Problem requirements
Copy every line of the following data that includes the string "title".

Supplied entries
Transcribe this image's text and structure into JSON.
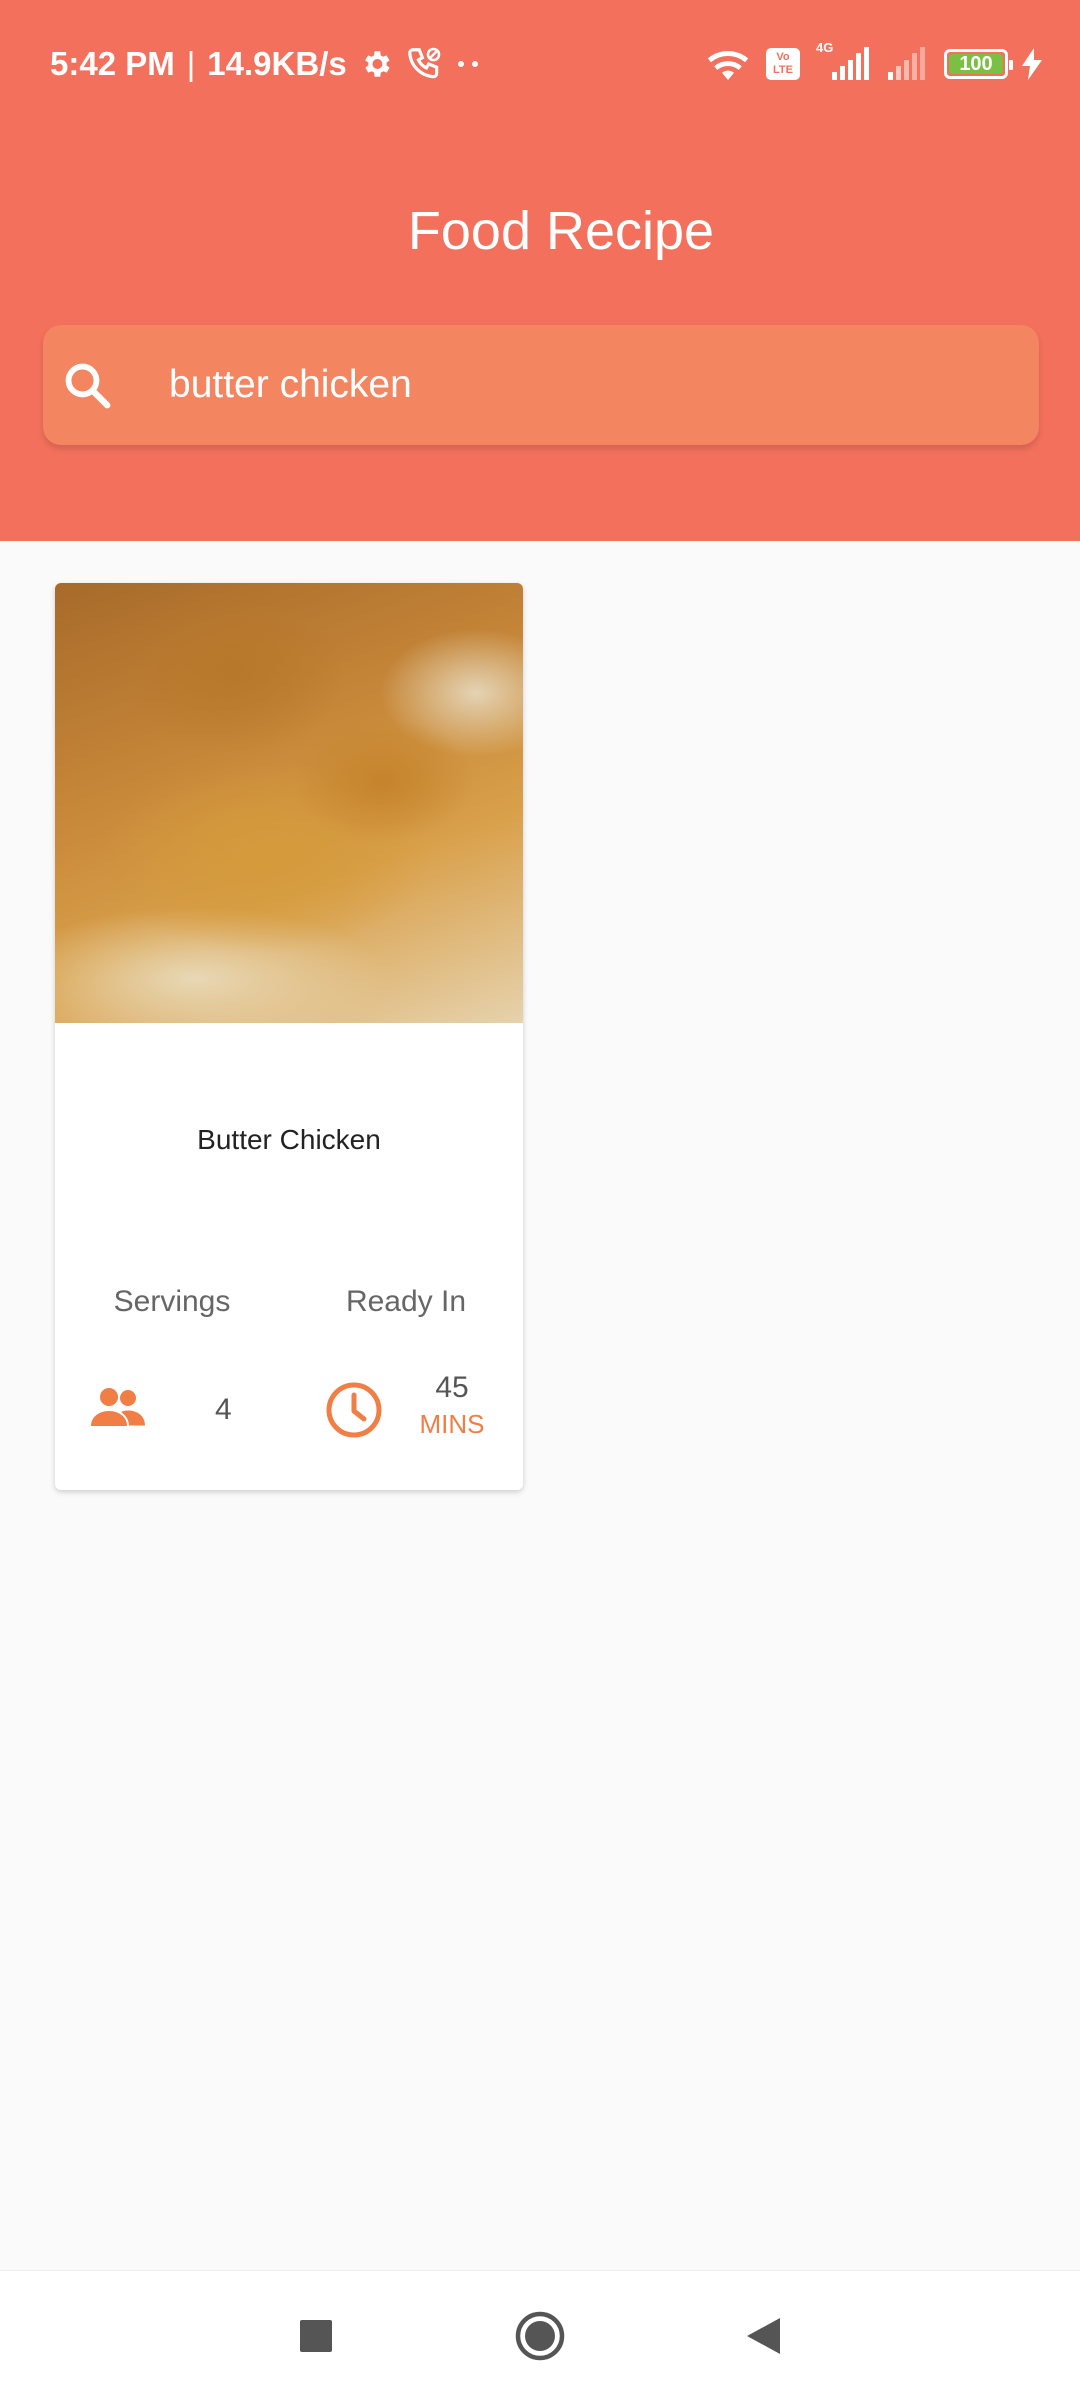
{
  "status_bar": {
    "time": "5:42 PM",
    "separator": "|",
    "speed": "14.9KB/s",
    "network_label": "4G",
    "volte_label": "Vo LTE",
    "battery": "100",
    "icons": [
      "gear-icon",
      "call-icon",
      "dots-icon",
      "wifi-icon",
      "volte-icon",
      "signal-icon",
      "signal-weak-icon",
      "battery-icon",
      "charging-icon"
    ]
  },
  "header": {
    "title": "Food Recipe",
    "background_color": "#f2705c"
  },
  "search": {
    "value": "butter chicken",
    "icon": "search-icon"
  },
  "results": [
    {
      "title": "Butter Chicken",
      "servings_label": "Servings",
      "servings_value": "4",
      "ready_label": "Ready In",
      "ready_value": "45",
      "ready_unit": "MINS",
      "accent_color": "#f07e45"
    }
  ],
  "nav": {
    "icons": [
      "square-icon",
      "circle-icon",
      "back-triangle-icon"
    ]
  }
}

Exercise result
    "title": "Food Recipe",
      "title": "Butter Chicken",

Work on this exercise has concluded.